--- TO DO ---
Each entry below is to be duplicated verbatim.

--- LISTED RECORDS ---

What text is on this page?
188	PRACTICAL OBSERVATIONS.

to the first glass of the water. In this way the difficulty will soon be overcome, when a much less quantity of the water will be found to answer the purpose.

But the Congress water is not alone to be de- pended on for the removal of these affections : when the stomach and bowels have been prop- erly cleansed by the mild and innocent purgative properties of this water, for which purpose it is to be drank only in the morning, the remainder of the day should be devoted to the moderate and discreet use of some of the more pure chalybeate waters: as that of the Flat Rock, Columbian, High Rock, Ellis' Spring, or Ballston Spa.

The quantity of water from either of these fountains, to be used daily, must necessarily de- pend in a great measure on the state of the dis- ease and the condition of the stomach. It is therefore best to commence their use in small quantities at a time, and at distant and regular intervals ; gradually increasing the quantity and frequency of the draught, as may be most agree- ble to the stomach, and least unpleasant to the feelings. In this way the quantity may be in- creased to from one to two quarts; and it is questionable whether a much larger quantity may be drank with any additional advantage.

--- THE REPLY ---
What text is on this page?
188	PRACTICAL OBSERVATIONS.

to the first glass of the water. In this way the difficulty will soon be overcome, when a much less quantity of the water will be found to answer the purpose.

But the Congress water is not alone to be de- pended on for the removal of these affections : when the stomach and bowels have been prop- erly cleansed by the mild and innocent purgative properties of this water, for which purpose it is to be drank only in the morning, the remainder of the day should be devoted to the moderate and discreet use of some of the more pure chalybeate waters: as that of the Flat Rock, Columbian, High Rock, Ellis' Spring, or Ballston Spa.

The quantity of water from either of these fountains, to be used daily, must necessarily de- pend in a great measure on the state of the dis- ease and the condition of the stomach. It is therefore best to commence their use in small quantities at a time, and at distant and regular intervals ; gradually increasing the quantity and frequency of the draught, as may be most agree- ble to the stomach, and least unpleasant to the feelings. In this way the quantity may be in- creased to from one to two quarts; and it is questionable whether a much larger quantity may be drank with any additional advantage.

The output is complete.